* Begin Records for this exercise *
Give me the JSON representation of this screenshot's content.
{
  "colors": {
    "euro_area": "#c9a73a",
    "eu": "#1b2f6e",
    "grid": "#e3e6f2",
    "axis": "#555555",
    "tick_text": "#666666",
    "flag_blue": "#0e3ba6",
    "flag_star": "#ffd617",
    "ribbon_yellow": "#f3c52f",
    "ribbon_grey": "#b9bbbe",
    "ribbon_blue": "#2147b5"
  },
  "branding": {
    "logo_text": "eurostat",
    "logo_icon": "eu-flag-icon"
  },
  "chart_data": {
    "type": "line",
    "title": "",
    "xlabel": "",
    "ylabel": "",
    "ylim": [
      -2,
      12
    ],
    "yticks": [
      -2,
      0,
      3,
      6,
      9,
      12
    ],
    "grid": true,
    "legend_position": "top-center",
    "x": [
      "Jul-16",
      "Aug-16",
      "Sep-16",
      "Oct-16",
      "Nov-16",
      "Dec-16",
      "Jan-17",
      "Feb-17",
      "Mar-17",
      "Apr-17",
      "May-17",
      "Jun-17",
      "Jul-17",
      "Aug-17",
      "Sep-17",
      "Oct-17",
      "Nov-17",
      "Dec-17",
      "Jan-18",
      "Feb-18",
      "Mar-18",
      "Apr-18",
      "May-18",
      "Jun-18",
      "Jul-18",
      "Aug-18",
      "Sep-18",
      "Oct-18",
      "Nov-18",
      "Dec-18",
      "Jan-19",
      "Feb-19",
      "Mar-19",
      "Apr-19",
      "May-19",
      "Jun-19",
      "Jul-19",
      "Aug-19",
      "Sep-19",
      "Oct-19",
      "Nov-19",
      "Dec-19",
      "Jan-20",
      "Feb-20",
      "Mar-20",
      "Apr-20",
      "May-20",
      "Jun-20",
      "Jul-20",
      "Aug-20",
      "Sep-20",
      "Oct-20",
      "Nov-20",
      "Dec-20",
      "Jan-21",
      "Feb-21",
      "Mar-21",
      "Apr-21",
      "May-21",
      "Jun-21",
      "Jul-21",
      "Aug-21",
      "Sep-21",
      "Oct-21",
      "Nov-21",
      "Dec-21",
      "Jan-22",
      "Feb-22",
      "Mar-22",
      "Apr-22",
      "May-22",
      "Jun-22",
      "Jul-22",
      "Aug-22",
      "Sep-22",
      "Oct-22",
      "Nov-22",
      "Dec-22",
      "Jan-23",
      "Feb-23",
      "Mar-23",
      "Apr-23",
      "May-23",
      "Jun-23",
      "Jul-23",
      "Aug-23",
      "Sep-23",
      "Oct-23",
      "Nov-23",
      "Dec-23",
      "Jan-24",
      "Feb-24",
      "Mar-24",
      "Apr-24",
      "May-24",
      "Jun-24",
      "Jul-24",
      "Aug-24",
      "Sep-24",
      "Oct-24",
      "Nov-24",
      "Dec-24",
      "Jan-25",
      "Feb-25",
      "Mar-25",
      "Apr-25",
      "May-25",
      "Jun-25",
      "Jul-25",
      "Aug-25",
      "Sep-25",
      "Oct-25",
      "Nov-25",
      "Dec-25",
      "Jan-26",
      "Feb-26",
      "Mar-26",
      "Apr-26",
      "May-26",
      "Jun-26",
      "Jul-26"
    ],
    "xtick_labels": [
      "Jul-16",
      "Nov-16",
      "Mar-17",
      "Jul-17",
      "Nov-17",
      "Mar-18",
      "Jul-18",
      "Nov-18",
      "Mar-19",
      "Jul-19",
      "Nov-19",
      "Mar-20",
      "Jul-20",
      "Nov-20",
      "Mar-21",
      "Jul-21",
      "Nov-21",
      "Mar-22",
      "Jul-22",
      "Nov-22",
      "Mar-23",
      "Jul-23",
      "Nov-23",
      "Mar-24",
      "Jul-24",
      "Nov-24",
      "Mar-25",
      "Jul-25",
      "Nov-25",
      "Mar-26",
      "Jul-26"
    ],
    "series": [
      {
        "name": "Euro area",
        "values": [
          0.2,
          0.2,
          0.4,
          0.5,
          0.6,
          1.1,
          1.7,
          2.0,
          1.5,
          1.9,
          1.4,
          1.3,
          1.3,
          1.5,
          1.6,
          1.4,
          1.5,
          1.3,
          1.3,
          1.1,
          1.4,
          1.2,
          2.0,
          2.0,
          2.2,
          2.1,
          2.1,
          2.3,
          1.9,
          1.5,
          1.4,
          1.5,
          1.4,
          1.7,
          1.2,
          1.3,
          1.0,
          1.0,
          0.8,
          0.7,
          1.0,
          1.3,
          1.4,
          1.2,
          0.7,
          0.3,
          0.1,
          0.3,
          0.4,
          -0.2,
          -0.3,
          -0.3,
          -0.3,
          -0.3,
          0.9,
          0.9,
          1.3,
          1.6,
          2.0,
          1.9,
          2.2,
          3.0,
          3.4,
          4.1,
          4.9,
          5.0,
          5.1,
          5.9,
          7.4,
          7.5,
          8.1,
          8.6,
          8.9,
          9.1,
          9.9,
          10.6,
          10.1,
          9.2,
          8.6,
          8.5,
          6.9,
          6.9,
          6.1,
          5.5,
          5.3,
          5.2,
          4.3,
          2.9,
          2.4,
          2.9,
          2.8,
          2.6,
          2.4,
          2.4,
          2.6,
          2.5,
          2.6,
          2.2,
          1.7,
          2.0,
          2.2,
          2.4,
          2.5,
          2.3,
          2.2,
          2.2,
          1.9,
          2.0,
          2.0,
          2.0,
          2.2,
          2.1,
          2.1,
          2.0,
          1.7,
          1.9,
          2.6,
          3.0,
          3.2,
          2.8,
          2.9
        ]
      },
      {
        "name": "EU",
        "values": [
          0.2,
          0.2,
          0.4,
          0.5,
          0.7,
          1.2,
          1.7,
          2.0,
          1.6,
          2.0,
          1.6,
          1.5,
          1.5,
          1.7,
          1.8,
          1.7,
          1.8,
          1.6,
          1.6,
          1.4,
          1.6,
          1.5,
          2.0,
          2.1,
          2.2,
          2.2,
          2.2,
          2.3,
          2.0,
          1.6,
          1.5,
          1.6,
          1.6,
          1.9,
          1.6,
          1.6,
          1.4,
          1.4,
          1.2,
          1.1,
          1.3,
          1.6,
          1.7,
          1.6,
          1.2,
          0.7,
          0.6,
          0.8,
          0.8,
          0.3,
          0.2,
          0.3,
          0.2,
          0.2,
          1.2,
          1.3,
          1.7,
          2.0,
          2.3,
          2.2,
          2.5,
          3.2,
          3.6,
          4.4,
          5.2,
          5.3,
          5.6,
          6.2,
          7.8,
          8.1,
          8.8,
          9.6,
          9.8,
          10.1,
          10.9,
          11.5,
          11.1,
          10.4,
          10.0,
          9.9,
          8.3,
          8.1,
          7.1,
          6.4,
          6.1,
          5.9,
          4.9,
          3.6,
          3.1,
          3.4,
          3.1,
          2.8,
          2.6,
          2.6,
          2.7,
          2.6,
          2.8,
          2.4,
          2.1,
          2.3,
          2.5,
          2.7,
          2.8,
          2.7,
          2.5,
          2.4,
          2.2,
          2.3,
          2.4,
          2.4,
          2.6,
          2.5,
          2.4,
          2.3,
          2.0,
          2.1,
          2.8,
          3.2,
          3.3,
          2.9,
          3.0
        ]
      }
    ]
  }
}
* End Records for this exercise *
Restate the data above word for word.

Answer in full:
Give me the JSON representation of this screenshot's content.
{
  "colors": {
    "euro_area": "#c9a73a",
    "eu": "#1b2f6e",
    "grid": "#e3e6f2",
    "axis": "#555555",
    "tick_text": "#666666",
    "flag_blue": "#0e3ba6",
    "flag_star": "#ffd617",
    "ribbon_yellow": "#f3c52f",
    "ribbon_grey": "#b9bbbe",
    "ribbon_blue": "#2147b5"
  },
  "branding": {
    "logo_text": "eurostat",
    "logo_icon": "eu-flag-icon"
  },
  "chart_data": {
    "type": "line",
    "title": "",
    "xlabel": "",
    "ylabel": "",
    "ylim": [
      -2,
      12
    ],
    "yticks": [
      -2,
      0,
      3,
      6,
      9,
      12
    ],
    "grid": true,
    "legend_position": "top-center",
    "x": [
      "Jul-16",
      "Aug-16",
      "Sep-16",
      "Oct-16",
      "Nov-16",
      "Dec-16",
      "Jan-17",
      "Feb-17",
      "Mar-17",
      "Apr-17",
      "May-17",
      "Jun-17",
      "Jul-17",
      "Aug-17",
      "Sep-17",
      "Oct-17",
      "Nov-17",
      "Dec-17",
      "Jan-18",
      "Feb-18",
      "Mar-18",
      "Apr-18",
      "May-18",
      "Jun-18",
      "Jul-18",
      "Aug-18",
      "Sep-18",
      "Oct-18",
      "Nov-18",
      "Dec-18",
      "Jan-19",
      "Feb-19",
      "Mar-19",
      "Apr-19",
      "May-19",
      "Jun-19",
      "Jul-19",
      "Aug-19",
      "Sep-19",
      "Oct-19",
      "Nov-19",
      "Dec-19",
      "Jan-20",
      "Feb-20",
      "Mar-20",
      "Apr-20",
      "May-20",
      "Jun-20",
      "Jul-20",
      "Aug-20",
      "Sep-20",
      "Oct-20",
      "Nov-20",
      "Dec-20",
      "Jan-21",
      "Feb-21",
      "Mar-21",
      "Apr-21",
      "May-21",
      "Jun-21",
      "Jul-21",
      "Aug-21",
      "Sep-21",
      "Oct-21",
      "Nov-21",
      "Dec-21",
      "Jan-22",
      "Feb-22",
      "Mar-22",
      "Apr-22",
      "May-22",
      "Jun-22",
      "Jul-22",
      "Aug-22",
      "Sep-22",
      "Oct-22",
      "Nov-22",
      "Dec-22",
      "Jan-23",
      "Feb-23",
      "Mar-23",
      "Apr-23",
      "May-23",
      "Jun-23",
      "Jul-23",
      "Aug-23",
      "Sep-23",
      "Oct-23",
      "Nov-23",
      "Dec-23",
      "Jan-24",
      "Feb-24",
      "Mar-24",
      "Apr-24",
      "May-24",
      "Jun-24",
      "Jul-24",
      "Aug-24",
      "Sep-24",
      "Oct-24",
      "Nov-24",
      "Dec-24",
      "Jan-25",
      "Feb-25",
      "Mar-25",
      "Apr-25",
      "May-25",
      "Jun-25",
      "Jul-25",
      "Aug-25",
      "Sep-25",
      "Oct-25",
      "Nov-25",
      "Dec-25",
      "Jan-26",
      "Feb-26",
      "Mar-26",
      "Apr-26",
      "May-26",
      "Jun-26",
      "Jul-26"
    ],
    "xtick_labels": [
      "Jul-16",
      "Nov-16",
      "Mar-17",
      "Jul-17",
      "Nov-17",
      "Mar-18",
      "Jul-18",
      "Nov-18",
      "Mar-19",
      "Jul-19",
      "Nov-19",
      "Mar-20",
      "Jul-20",
      "Nov-20",
      "Mar-21",
      "Jul-21",
      "Nov-21",
      "Mar-22",
      "Jul-22",
      "Nov-22",
      "Mar-23",
      "Jul-23",
      "Nov-23",
      "Mar-24",
      "Jul-24",
      "Nov-24",
      "Mar-25",
      "Jul-25",
      "Nov-25",
      "Mar-26",
      "Jul-26"
    ],
    "series": [
      {
        "name": "Euro area",
        "values": [
          0.2,
          0.2,
          0.4,
          0.5,
          0.6,
          1.1,
          1.7,
          2.0,
          1.5,
          1.9,
          1.4,
          1.3,
          1.3,
          1.5,
          1.6,
          1.4,
          1.5,
          1.3,
          1.3,
          1.1,
          1.4,
          1.2,
          2.0,
          2.0,
          2.2,
          2.1,
          2.1,
          2.3,
          1.9,
          1.5,
          1.4,
          1.5,
          1.4,
          1.7,
          1.2,
          1.3,
          1.0,
          1.0,
          0.8,
          0.7,
          1.0,
          1.3,
          1.4,
          1.2,
          0.7,
          0.3,
          0.1,
          0.3,
          0.4,
          -0.2,
          -0.3,
          -0.3,
          -0.3,
          -0.3,
          0.9,
          0.9,
          1.3,
          1.6,
          2.0,
          1.9,
          2.2,
          3.0,
          3.4,
          4.1,
          4.9,
          5.0,
          5.1,
          5.9,
          7.4,
          7.5,
          8.1,
          8.6,
          8.9,
          9.1,
          9.9,
          10.6,
          10.1,
          9.2,
          8.6,
          8.5,
          6.9,
          6.9,
          6.1,
          5.5,
          5.3,
          5.2,
          4.3,
          2.9,
          2.4,
          2.9,
          2.8,
          2.6,
          2.4,
          2.4,
          2.6,
          2.5,
          2.6,
          2.2,
          1.7,
          2.0,
          2.2,
          2.4,
          2.5,
          2.3,
          2.2,
          2.2,
          1.9,
          2.0,
          2.0,
          2.0,
          2.2,
          2.1,
          2.1,
          2.0,
          1.7,
          1.9,
          2.6,
          3.0,
          3.2,
          2.8,
          2.9
        ]
      },
      {
        "name": "EU",
        "values": [
          0.2,
          0.2,
          0.4,
          0.5,
          0.7,
          1.2,
          1.7,
          2.0,
          1.6,
          2.0,
          1.6,
          1.5,
          1.5,
          1.7,
          1.8,
          1.7,
          1.8,
          1.6,
          1.6,
          1.4,
          1.6,
          1.5,
          2.0,
          2.1,
          2.2,
          2.2,
          2.2,
          2.3,
          2.0,
          1.6,
          1.5,
          1.6,
          1.6,
          1.9,
          1.6,
          1.6,
          1.4,
          1.4,
          1.2,
          1.1,
          1.3,
          1.6,
          1.7,
          1.6,
          1.2,
          0.7,
          0.6,
          0.8,
          0.8,
          0.3,
          0.2,
          0.3,
          0.2,
          0.2,
          1.2,
          1.3,
          1.7,
          2.0,
          2.3,
          2.2,
          2.5,
          3.2,
          3.6,
          4.4,
          5.2,
          5.3,
          5.6,
          6.2,
          7.8,
          8.1,
          8.8,
          9.6,
          9.8,
          10.1,
          10.9,
          11.5,
          11.1,
          10.4,
          10.0,
          9.9,
          8.3,
          8.1,
          7.1,
          6.4,
          6.1,
          5.9,
          4.9,
          3.6,
          3.1,
          3.4,
          3.1,
          2.8,
          2.6,
          2.6,
          2.7,
          2.6,
          2.8,
          2.4,
          2.1,
          2.3,
          2.5,
          2.7,
          2.8,
          2.7,
          2.5,
          2.4,
          2.2,
          2.3,
          2.4,
          2.4,
          2.6,
          2.5,
          2.4,
          2.3,
          2.0,
          2.1,
          2.8,
          3.2,
          3.3,
          2.9,
          3.0
        ]
      }
    ]
  }
}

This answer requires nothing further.